**TASK OBJECTIVE:** Sift the listing for lines that hold the string "JSON" and pull them out.
....
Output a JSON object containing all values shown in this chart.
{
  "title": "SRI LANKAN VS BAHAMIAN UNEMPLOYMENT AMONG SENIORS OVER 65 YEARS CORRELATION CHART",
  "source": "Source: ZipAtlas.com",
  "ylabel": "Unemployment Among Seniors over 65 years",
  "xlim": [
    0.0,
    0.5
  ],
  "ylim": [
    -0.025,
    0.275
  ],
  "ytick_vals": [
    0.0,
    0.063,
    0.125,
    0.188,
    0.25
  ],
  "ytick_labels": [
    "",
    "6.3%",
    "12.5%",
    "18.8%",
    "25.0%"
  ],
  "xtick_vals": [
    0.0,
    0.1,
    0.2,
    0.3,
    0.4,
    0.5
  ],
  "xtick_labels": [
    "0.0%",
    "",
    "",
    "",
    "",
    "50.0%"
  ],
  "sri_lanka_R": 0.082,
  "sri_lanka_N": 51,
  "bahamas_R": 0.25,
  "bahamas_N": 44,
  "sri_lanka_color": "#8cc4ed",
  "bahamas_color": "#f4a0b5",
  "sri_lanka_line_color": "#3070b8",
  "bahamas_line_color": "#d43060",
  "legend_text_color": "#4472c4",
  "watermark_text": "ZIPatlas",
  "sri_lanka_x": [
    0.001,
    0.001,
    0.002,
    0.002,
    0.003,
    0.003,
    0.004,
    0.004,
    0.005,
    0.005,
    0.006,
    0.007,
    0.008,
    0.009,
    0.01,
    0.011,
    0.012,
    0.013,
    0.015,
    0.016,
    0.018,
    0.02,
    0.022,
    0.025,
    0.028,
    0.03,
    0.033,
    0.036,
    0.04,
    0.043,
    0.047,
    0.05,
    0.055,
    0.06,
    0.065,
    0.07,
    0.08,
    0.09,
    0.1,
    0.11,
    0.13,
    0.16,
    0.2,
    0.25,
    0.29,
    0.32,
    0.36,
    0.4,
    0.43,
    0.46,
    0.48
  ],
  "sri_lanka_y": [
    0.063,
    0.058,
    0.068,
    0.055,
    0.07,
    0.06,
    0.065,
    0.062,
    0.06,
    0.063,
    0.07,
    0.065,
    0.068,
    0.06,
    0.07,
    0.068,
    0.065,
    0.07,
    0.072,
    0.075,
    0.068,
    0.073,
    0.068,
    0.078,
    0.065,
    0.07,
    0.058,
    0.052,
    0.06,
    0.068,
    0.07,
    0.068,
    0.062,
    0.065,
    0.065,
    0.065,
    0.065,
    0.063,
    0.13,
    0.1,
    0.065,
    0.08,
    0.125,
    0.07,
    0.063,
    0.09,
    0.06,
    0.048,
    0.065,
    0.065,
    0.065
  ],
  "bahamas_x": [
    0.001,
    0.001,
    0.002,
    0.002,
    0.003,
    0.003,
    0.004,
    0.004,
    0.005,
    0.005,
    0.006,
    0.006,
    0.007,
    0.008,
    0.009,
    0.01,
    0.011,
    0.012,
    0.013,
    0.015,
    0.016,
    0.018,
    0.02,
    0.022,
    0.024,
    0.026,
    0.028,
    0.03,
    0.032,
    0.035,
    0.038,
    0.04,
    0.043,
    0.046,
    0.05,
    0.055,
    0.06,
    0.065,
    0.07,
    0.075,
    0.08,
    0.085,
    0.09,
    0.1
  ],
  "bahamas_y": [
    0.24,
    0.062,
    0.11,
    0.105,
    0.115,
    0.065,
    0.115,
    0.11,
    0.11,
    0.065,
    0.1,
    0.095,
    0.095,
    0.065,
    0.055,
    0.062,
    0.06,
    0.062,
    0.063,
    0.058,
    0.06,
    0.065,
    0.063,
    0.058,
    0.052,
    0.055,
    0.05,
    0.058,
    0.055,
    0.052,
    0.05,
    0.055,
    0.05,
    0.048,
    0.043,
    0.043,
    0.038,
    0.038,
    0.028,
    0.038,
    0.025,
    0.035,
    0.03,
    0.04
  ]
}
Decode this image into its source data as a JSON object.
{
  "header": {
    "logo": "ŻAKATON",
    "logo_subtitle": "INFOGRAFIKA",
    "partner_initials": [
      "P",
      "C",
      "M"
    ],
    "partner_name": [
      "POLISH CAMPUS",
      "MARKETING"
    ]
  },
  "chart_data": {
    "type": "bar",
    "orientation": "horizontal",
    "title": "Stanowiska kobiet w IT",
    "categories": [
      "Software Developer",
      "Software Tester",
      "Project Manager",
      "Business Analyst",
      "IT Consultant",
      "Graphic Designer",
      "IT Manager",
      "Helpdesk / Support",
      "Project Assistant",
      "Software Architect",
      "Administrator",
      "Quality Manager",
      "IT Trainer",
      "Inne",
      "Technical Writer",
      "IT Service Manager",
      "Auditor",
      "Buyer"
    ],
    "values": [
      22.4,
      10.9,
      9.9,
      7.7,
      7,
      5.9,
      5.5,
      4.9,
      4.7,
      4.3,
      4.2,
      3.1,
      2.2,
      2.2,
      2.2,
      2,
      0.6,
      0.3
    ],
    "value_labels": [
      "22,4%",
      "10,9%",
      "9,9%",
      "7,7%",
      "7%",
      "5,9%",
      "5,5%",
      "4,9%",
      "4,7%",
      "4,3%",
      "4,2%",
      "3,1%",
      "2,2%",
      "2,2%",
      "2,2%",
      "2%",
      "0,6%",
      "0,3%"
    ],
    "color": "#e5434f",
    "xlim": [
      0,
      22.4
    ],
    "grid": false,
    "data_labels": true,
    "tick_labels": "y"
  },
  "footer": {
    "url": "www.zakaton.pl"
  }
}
....
**COMPLETED EXERCISE:**
Output a JSON object containing all values shown in this chart.
Decode this image into its source data as a JSON object.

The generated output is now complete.